- [DIRECTIONS]
Find the word "дистиллированной" in the listing; pull out each line holding it.

- [STORED ROWS]
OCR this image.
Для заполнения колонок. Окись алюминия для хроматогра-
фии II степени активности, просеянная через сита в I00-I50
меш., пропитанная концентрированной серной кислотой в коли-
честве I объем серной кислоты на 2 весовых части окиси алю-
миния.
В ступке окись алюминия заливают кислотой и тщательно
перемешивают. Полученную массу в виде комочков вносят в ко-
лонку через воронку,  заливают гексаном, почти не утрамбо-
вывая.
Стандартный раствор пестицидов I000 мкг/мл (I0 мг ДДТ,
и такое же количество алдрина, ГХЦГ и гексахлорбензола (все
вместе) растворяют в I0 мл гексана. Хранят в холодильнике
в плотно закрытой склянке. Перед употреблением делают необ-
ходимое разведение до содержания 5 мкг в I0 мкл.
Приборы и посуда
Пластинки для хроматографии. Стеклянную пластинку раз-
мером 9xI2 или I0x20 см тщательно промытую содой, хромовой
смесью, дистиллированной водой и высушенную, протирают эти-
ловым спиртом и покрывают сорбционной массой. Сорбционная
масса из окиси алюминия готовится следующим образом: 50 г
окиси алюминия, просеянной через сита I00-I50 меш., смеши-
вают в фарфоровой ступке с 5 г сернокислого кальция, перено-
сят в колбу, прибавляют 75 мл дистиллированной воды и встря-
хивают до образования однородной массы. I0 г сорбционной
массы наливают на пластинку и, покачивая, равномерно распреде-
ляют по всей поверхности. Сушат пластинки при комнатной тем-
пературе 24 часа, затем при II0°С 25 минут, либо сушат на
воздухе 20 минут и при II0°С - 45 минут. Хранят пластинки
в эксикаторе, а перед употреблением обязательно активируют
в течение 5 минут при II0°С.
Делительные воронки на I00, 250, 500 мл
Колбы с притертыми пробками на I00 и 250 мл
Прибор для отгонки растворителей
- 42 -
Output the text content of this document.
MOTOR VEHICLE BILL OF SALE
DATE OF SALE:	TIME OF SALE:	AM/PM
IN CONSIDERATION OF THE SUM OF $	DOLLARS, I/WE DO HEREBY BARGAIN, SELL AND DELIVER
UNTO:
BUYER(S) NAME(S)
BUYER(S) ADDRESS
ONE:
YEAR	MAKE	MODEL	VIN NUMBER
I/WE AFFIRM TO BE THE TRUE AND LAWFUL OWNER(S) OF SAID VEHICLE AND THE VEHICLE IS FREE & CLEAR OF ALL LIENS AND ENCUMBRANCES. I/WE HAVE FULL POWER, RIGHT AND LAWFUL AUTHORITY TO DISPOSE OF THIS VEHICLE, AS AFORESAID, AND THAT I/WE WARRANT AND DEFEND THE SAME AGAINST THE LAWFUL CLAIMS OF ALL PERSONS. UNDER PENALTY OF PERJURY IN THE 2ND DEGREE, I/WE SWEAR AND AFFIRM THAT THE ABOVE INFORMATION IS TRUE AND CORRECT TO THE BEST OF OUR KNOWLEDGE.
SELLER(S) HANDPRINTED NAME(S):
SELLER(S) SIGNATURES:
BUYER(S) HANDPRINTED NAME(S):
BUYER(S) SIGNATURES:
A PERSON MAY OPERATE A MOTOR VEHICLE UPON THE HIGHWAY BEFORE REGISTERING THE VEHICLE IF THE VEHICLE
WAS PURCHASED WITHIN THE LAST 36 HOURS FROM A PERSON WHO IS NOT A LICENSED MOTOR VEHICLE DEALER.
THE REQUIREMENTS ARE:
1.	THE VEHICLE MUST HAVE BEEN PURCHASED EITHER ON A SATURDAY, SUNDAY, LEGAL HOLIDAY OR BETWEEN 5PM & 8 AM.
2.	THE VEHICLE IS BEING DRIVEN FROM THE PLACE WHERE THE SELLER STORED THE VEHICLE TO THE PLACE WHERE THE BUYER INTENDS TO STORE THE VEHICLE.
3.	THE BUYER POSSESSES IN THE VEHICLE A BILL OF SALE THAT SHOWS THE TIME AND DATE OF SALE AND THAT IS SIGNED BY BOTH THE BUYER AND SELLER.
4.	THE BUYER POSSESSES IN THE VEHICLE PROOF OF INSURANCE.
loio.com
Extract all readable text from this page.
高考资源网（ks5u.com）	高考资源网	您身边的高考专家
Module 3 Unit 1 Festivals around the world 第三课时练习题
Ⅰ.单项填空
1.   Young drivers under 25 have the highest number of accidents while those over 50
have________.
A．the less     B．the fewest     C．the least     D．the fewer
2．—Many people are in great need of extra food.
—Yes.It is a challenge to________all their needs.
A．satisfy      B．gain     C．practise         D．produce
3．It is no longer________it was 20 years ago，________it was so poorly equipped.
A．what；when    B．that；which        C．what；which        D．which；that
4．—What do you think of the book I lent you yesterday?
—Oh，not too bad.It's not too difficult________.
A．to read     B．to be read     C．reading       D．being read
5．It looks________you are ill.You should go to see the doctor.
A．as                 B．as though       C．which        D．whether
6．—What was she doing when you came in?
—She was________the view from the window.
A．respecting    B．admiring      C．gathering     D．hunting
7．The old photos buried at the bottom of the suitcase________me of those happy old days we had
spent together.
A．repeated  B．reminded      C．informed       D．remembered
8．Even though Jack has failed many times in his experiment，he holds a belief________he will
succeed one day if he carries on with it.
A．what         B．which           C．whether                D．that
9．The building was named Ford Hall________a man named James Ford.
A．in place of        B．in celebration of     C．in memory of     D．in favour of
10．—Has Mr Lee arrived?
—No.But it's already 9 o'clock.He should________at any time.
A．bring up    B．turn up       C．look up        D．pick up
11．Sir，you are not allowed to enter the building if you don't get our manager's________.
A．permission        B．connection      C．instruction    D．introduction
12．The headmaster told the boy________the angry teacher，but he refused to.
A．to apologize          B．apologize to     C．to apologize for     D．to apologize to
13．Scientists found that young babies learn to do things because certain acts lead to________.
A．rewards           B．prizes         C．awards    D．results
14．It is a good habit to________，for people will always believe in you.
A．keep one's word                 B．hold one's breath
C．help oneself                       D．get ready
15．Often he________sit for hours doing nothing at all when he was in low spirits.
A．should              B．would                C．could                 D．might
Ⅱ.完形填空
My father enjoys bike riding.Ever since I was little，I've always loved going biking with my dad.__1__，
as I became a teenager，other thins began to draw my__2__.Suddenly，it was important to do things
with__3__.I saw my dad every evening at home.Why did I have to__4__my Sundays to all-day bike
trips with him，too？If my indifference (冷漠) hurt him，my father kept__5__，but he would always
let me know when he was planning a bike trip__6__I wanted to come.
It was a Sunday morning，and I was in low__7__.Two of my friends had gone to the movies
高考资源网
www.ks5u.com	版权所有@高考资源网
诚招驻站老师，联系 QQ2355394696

- [ANSWER TO THIS TASK]
смесью, дистиллированной водой и высушенную, протирают эти-
сят в колбу, прибавляют 75 мл дистиллированной воды и встря-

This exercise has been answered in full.